Latihan Singkat 1:
Sebutkan semua nama kota atau provinsi yang muncul dalam kutipan tentang membaca jam analog.
Latihan Singkat 2:
Tulis ulang baris data mulai dari baris pertama dan berakhir pada baris yang memuat "value-label-2024: 6,0 [524, 274, 567, 305]". Substitusikan "element" dengan "item", dan biarkan bagian lain tetap sama.

Kutipan Bacaan:
-*-*-

Liputan6.com, Jakarta- F (15) berdiri canggung saat gurunya menyuruh membaca jam analog di depan kelas. Matanya memandangi jarum panjang dan pendek yang berputar perlahan. Wajahnya memerah. Lalu dia tersenyum kaku.

“Nggak paham, Bu,” katanya lirih.

Cerita itu disampaikan F kepada Liputan6.com, mengenang momen yang membuatnya malu beberapa pekan lalu. F adalah siswa sekolah negeri di Bogor, Jawa Barat.

F tumbuh dalam era digital. Sejak kecil, dia mengenal waktu lewat layar digital, jam tangan modern dan layar ponsel. Semua serba angka. Tak perlu menghitung.

Di rumah, tidak ada jam dinding analog. Orang tua F pun lebih sering mengecek waktu lewat ponsel.

"Bapak ibu bisa baca jam analog sih. Tapi kami semua lebih sering lihat jam dari HP,” katanya.

F sebetulnya pernah diajari membaca jam analog saat SD, tapi pelajaran itu cepat hilang dari ingatan. Dia mengaku tak sendirian. Teman-temannya pun merasakan hal serupa.

“Banyak kok yang nggak bisa. Lihat jarum jam bikin bingung. Ini jarum yang mana? Harus hitung dulu. Kalau jam digital tinggal lihat angka, selesai,” ucapnya.

Promosi 1
2 dari 4 halaman

Lihat Jarum Jam Otak Langsung Kosong

Tak hanya anak sekolah, orang dewasa pun bisa kebingungan membaca jam analog. Fitra (27), seorang karyawan swasta, adalah contohnya. Meski sudah berkeluarga, dia masih kesulitan membaca jam dengan jarum. Yang lucu, suaminya sempat mengira Fitra hanya bercanda.

"Di awal-awal nikah, suami kira saya becanda, padahal saya beneran nggak bisa," kata Fitra sambil tertawa.

Fitra sebenarnya pernah belajar membaca jam analog saat masih duduk di bangku SD. Tapi, sejak kecil dia merasa konsep jarum pendek dan jarum panjang terlalu rumit. Banyaknya angka di satu lingkaran justru membuat pikirannya kosong.

"Lihat jarum sama banyak angka enggak kebaca aja sama otakku. Langsung kosong gitu otak pas baca jam," ujarnya.

Sejak itu, Fitra memilih jalur praktis, jam digital. Dia mengandalkan ponsel atau jam tangan digital untuk melihat waktu. Bagi Fitra, angka yang langsung terpampang jauh lebih nyaman ketimbang menebak-nebak posisi jarum.

"Simple. Langsung kelihatan jam berapa, enggak pakai mikir," katanya.

-*-*-

Entri data hasil ekstraksi:
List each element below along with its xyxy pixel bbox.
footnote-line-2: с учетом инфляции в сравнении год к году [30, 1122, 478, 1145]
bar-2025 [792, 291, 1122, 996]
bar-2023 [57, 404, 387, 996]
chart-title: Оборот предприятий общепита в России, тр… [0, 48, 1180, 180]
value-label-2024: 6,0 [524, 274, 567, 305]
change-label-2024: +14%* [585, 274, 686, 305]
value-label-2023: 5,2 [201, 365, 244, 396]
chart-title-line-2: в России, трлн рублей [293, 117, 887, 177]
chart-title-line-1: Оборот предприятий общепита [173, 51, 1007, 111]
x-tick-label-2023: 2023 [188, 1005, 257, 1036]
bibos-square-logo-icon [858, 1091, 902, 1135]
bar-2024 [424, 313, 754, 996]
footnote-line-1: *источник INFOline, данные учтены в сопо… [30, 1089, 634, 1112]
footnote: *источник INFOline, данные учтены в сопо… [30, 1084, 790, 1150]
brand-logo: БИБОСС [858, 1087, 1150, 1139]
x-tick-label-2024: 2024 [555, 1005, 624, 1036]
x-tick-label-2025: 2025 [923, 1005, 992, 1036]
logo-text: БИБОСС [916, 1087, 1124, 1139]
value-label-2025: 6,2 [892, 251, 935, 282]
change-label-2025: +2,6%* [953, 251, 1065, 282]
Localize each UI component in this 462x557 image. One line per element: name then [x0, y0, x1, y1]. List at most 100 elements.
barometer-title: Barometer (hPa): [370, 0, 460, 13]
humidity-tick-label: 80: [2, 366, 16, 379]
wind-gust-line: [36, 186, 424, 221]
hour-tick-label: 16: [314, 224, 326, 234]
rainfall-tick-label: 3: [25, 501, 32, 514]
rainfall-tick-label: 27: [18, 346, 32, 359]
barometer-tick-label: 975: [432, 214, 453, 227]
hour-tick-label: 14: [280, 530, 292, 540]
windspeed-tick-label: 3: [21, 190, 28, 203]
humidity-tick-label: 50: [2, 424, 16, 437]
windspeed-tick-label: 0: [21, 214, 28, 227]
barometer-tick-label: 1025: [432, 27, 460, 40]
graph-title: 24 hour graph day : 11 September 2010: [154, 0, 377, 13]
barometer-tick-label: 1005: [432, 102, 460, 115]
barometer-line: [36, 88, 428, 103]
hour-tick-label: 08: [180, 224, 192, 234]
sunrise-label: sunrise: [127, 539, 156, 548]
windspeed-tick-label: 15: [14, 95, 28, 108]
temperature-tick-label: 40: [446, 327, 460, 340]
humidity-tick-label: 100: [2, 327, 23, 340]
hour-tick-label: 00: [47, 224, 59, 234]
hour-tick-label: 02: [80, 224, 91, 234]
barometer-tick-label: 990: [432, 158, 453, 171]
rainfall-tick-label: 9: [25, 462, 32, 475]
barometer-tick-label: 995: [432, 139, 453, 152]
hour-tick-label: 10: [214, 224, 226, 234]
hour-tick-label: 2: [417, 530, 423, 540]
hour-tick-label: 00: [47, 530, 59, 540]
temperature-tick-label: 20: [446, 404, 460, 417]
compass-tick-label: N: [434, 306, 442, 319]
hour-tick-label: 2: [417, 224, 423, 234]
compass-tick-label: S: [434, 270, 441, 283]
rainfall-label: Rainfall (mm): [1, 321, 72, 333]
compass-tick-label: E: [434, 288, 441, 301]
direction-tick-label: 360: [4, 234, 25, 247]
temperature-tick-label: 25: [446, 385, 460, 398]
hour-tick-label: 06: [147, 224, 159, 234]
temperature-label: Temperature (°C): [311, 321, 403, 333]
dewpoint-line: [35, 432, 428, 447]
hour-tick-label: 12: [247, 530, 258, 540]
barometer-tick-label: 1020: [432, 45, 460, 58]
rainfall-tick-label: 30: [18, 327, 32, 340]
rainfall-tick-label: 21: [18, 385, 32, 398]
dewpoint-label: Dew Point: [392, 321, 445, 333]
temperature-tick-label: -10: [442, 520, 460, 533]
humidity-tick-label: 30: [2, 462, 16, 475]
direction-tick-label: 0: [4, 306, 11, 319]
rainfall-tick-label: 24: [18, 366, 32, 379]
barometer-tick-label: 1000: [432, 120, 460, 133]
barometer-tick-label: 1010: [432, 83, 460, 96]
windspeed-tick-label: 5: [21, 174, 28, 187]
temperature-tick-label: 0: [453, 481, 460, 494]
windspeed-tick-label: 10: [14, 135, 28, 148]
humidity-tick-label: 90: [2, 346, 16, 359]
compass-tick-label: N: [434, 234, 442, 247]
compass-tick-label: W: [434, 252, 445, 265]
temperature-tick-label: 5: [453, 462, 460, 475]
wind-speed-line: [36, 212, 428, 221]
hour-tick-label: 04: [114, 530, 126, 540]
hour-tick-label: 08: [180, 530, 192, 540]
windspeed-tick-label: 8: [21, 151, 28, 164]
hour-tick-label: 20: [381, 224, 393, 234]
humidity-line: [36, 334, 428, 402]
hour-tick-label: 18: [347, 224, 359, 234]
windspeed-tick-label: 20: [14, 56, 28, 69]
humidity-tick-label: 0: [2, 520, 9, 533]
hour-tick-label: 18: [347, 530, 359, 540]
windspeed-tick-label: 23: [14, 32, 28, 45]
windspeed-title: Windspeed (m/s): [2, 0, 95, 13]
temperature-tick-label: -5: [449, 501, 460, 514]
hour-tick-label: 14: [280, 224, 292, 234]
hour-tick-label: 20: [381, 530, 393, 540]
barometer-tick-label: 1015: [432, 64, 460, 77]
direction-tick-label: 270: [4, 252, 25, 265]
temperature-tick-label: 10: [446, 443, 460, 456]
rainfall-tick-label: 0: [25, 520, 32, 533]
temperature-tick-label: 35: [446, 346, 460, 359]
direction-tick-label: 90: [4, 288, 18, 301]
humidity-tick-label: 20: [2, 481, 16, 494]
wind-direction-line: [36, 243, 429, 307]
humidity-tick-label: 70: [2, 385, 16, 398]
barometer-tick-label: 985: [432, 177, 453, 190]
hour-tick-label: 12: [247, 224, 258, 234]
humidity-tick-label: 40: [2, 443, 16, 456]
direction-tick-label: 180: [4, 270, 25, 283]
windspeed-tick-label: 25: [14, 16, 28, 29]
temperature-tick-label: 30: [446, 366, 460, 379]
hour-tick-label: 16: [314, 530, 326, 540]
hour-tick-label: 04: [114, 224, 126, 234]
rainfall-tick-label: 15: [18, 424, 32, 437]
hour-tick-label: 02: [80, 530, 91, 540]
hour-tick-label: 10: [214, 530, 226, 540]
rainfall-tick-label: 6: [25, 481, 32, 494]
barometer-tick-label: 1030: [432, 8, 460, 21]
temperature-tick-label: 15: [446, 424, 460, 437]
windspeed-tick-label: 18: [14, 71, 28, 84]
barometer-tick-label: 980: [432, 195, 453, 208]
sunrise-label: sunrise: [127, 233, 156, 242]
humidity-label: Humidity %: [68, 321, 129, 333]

-*-*-

Jawaban Benar 1:
Jakarta, Bogor, Jawa Barat

Jawaban Benar 2:
List each item below along with its xyxy pixel bbox.
footnote-line-2: с учетом инфляции в сравнении год к году [30, 1122, 478, 1145]
bar-2025 [792, 291, 1122, 996]
bar-2023 [57, 404, 387, 996]
chart-title: Оборот предприятий общепита в России, тр… [0, 48, 1180, 180]
value-label-2024: 6,0 [524, 274, 567, 305]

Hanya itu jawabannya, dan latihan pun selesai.